GIVEN PROBLEM :: Please reproduce the lines between the one holding "nivell-bar-secundaris: Secundaris 56,14%" and the one holding "participant-persons-value: 171 xyxy=(59,481,137,533)", inclusive.

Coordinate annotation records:
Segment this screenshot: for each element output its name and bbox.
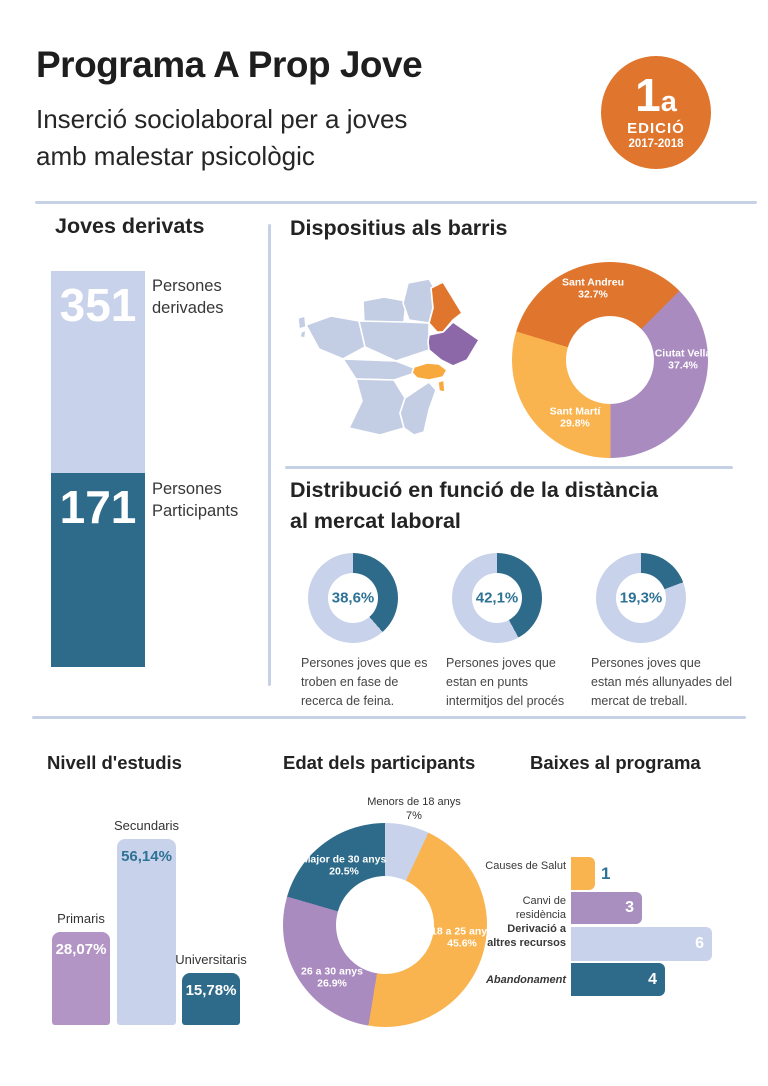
nivell-bar-secundaris: Secundaris 56,14% xyxy=(114,818,179,1025)
nivell-bar-universitaris: Universitaris 15,78% xyxy=(175,952,247,1025)
distance-donut-3: 19,3% xyxy=(596,553,686,643)
derived-persons-value: 351 xyxy=(59,279,137,331)
derived-persons-label: Persones derivades xyxy=(152,277,224,317)
derived-persons-bar: 351 xyxy=(51,271,145,473)
participant-persons-value: 171 xyxy=(59,481,137,533)
baixes-label-canvi: Canvi de residència xyxy=(515,895,566,922)
edat-slice-label-18a25: 18 a 25 anys 45.6% xyxy=(431,925,493,950)
distance-caption-2: Persones joves que estan en punts interm… xyxy=(446,656,565,708)
map-district-yellow xyxy=(411,362,448,381)
divider-middle xyxy=(32,716,746,719)
section-title-edat: Edat dels participants xyxy=(283,752,476,773)
participant-persons-bar: 171 xyxy=(51,473,145,667)
section-title-joves-derivats: Joves derivats xyxy=(55,214,205,238)
section-title-distribucio-line1: Distribució en funció de la distància xyxy=(290,478,658,502)
nivell-bar-primaris: Primaris 28,07% xyxy=(52,911,110,1025)
baixes-bar-canvi: 3 xyxy=(571,892,642,924)
baixes-label-causes: Causes de Salut xyxy=(485,860,566,872)
edat-slice-label-26a30: 26 a 30 anys 26.9% xyxy=(301,965,363,990)
barcelona-districts-map xyxy=(297,278,480,436)
baixes-bar-derivacio: 6 xyxy=(571,927,712,961)
distance-donut-1: 38,6% xyxy=(308,553,398,643)
edition-badge: 1a EDICIÓ 2017-2018 xyxy=(601,56,711,169)
divider-vertical xyxy=(268,224,271,686)
page-title: Programa A Prop Jove xyxy=(36,44,423,85)
barris-slice-label-ciutat-vella: Ciutat Vella 37.4% xyxy=(654,347,712,372)
section-title-nivell: Nivell d'estudis xyxy=(47,752,182,773)
baixes-label-derivacio: Derivació a altres recursos xyxy=(487,923,566,950)
distance-donut-2: 42,1% xyxy=(452,553,542,643)
baixes-value-causes: 1 xyxy=(601,864,611,883)
edition-label: EDICIÓ xyxy=(627,119,685,137)
edition-years: 2017-2018 xyxy=(628,137,684,150)
distance-donut-1-value: 38,6% xyxy=(331,589,375,607)
map-district-purple xyxy=(427,321,480,367)
divider-top xyxy=(35,201,757,204)
distance-caption-1: Persones joves que es troben en fase de … xyxy=(301,656,428,708)
participant-persons-label: Persones Participants xyxy=(152,480,239,520)
page-subtitle-line1: Inserció sociolaboral per a joves xyxy=(36,104,408,134)
section-title-dispositius: Dispositius als barris xyxy=(290,216,508,240)
divider-dispositius xyxy=(285,466,733,469)
edat-donut-chart: Major de 30 anys 20.5% 18 a 25 anys 45.6% … xyxy=(283,823,493,1027)
barris-donut-chart: Sant Andreu 32.7% Ciutat Vella 37.4% Sant … xyxy=(512,262,711,458)
distance-donut-3-value: 19,3% xyxy=(619,589,663,607)
barris-slice-label-sant-marti: Sant Martí 29.8% xyxy=(549,405,601,430)
baixes-label-abandonament: Abandonament xyxy=(485,974,566,986)
distance-caption-3: Persones joves que estan més allunyades … xyxy=(591,656,733,708)
section-title-distribucio-line2: al mercat laboral xyxy=(290,509,461,533)
section-title-baixes: Baixes al programa xyxy=(530,752,701,773)
page-subtitle-line2: amb malestar psicològic xyxy=(36,141,315,171)
edat-label-menors: Menors de 18 anys 7% xyxy=(367,796,461,823)
edition-number: 1a xyxy=(635,69,677,122)
distance-donut-2-value: 42,1% xyxy=(475,589,519,607)
baixes-bar-causes xyxy=(571,857,595,890)
baixes-bar-abandonament: 4 xyxy=(571,963,665,996)
edat-slice-label-major30: Major de 30 anys 20.5% xyxy=(301,853,387,878)
barris-slice-label-sant-andreu: Sant Andreu 32.7% xyxy=(561,276,625,301)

PROBLEM SOLUTION ::
nivell-bar-secundaris: Secundaris 56,14% xyxy=(114,818,179,1025)
nivell-bar-universitaris: Universitaris 15,78% xyxy=(175,952,247,1025)
distance-donut-3: 19,3% xyxy=(596,553,686,643)
derived-persons-value: 351 xyxy=(59,279,137,331)
derived-persons-label: Persones derivades xyxy=(152,277,224,317)
derived-persons-bar: 351 xyxy=(51,271,145,473)
participant-persons-value: 171 xyxy=(59,481,137,533)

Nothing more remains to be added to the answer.